:: Short task ::
State the number of lines, and only that number, in which the word "achte" appears.

:: Data for processing ::
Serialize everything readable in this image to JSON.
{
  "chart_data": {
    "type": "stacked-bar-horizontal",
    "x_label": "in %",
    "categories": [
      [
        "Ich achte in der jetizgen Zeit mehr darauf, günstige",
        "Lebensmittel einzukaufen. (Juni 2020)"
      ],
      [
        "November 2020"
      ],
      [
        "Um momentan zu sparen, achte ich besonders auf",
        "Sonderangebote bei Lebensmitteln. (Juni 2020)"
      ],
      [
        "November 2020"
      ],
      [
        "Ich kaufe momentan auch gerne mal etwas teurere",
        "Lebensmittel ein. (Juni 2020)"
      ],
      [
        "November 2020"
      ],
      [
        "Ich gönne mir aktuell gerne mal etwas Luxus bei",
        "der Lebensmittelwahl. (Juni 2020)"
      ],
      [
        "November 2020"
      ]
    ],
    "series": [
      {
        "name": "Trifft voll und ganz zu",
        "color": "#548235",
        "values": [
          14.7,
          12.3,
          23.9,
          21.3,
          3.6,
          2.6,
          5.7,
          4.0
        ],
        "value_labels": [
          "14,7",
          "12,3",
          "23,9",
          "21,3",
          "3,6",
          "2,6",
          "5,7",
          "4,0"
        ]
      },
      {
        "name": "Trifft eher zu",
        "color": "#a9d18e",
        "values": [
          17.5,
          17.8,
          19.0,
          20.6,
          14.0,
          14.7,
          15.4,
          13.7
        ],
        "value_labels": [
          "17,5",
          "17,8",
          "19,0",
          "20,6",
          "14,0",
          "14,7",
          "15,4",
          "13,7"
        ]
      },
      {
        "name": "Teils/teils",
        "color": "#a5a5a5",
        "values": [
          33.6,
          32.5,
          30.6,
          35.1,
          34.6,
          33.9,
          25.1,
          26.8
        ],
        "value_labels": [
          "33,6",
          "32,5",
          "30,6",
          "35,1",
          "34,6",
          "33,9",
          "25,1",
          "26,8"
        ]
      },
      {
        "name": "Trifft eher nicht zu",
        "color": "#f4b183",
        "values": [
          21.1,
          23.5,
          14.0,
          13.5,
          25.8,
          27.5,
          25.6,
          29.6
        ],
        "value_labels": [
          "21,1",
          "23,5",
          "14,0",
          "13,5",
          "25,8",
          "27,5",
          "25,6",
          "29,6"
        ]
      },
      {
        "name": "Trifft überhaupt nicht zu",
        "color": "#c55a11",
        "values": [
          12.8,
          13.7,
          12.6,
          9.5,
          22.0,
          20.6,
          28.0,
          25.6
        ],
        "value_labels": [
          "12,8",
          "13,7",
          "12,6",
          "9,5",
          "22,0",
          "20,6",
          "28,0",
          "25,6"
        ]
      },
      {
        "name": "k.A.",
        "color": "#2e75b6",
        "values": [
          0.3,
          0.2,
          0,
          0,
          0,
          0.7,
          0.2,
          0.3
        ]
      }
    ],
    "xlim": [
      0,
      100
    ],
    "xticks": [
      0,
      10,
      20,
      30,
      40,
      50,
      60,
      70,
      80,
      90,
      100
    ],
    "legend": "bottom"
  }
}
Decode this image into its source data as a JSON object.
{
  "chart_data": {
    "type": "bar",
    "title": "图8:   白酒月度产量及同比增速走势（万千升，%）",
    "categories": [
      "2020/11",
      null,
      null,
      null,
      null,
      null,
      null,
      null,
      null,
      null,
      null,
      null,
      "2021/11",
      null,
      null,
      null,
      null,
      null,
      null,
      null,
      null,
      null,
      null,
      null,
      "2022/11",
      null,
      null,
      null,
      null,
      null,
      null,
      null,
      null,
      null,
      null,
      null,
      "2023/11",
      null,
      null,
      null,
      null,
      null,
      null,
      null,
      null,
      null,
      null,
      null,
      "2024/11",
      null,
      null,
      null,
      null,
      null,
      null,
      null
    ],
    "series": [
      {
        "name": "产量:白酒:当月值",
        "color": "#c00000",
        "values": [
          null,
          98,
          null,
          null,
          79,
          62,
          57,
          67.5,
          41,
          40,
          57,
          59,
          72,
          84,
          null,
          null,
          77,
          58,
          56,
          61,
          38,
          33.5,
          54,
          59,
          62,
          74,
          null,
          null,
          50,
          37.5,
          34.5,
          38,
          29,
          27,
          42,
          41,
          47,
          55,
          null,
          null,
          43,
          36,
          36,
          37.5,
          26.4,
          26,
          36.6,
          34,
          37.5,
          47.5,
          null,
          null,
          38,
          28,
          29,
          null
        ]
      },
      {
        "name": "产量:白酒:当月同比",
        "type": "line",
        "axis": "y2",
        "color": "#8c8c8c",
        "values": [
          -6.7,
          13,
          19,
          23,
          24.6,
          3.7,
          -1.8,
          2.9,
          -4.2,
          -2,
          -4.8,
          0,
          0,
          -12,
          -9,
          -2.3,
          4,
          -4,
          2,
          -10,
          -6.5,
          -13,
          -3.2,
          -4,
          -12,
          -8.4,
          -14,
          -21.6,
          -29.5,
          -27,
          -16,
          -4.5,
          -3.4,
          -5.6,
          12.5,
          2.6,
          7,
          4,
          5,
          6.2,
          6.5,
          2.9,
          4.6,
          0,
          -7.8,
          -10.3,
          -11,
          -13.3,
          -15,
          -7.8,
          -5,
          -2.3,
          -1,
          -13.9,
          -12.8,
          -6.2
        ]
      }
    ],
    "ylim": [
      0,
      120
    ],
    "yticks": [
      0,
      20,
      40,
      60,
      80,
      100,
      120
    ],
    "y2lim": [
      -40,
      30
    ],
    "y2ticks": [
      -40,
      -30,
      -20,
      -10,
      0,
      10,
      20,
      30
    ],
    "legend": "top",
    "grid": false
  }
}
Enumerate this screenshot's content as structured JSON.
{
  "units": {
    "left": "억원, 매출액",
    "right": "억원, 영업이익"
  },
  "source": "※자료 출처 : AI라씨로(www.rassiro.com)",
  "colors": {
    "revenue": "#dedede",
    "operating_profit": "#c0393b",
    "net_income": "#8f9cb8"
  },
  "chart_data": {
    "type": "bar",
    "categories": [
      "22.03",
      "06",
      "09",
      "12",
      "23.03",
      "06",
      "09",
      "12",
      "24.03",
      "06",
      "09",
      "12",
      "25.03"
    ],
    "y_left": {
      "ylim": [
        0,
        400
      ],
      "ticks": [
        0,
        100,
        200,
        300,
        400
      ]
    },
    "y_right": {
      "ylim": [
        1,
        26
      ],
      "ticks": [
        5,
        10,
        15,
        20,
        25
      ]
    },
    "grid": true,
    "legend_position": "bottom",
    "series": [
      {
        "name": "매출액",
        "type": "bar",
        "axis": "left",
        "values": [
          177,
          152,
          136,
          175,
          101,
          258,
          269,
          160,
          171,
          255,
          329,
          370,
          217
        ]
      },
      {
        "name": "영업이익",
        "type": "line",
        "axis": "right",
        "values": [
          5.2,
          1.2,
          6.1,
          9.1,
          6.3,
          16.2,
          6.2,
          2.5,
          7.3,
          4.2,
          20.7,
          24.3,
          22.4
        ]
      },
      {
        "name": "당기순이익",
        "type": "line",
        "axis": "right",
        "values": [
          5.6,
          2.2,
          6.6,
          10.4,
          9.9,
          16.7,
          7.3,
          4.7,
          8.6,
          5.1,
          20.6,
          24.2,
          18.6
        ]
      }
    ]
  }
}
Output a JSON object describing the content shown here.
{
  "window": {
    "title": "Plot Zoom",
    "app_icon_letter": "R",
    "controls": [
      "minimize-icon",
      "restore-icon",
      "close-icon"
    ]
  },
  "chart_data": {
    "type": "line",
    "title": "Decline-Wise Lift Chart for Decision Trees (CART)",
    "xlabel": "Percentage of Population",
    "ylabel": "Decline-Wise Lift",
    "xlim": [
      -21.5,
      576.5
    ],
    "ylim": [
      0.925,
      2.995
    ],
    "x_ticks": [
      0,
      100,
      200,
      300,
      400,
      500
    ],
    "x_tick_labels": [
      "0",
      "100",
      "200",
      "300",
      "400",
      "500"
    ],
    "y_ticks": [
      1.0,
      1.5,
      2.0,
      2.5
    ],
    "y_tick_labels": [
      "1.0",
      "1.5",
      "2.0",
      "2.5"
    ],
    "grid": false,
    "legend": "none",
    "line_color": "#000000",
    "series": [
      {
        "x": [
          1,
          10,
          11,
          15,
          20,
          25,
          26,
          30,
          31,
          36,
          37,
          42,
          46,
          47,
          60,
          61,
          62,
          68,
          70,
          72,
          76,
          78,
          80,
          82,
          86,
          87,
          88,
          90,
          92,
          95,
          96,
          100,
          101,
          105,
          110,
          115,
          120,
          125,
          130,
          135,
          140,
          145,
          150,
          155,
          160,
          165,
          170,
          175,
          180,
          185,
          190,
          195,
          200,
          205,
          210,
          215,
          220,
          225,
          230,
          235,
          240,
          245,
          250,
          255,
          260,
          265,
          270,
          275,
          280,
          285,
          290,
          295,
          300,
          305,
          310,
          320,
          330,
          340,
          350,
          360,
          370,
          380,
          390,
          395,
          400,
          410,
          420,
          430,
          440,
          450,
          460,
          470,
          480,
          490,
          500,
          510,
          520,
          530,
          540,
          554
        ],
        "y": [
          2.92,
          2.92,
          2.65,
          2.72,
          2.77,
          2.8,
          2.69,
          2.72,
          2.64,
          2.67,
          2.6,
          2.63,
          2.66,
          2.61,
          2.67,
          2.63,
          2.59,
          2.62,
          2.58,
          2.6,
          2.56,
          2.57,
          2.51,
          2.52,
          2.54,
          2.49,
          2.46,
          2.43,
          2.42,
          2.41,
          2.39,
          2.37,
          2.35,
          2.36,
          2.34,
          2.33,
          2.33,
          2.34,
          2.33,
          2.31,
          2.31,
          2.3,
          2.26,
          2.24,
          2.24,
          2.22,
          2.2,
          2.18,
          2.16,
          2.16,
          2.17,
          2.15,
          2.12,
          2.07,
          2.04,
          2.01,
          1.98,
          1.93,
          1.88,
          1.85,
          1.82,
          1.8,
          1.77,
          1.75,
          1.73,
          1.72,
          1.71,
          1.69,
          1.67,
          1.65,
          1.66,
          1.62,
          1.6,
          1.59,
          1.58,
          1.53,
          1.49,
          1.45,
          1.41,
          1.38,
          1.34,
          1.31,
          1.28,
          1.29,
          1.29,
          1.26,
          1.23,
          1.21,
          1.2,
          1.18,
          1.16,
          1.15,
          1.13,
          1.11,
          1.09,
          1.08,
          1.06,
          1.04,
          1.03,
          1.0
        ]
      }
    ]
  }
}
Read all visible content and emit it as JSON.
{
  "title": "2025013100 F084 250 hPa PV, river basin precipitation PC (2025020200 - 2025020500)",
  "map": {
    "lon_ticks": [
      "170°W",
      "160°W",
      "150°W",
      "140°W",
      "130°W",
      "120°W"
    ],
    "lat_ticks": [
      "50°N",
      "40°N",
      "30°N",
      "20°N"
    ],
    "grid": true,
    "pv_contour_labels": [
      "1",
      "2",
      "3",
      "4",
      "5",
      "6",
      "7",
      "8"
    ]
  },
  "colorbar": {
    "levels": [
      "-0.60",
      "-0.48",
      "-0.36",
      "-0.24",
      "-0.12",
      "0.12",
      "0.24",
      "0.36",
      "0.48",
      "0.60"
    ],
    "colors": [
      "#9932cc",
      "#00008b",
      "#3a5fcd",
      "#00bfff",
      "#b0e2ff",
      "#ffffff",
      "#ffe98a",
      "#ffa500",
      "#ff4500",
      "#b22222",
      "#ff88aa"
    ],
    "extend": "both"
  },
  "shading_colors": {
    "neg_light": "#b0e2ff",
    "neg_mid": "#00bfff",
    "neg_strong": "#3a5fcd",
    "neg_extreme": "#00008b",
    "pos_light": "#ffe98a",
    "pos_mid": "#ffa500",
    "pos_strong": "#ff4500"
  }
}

:: Worked solution ::
2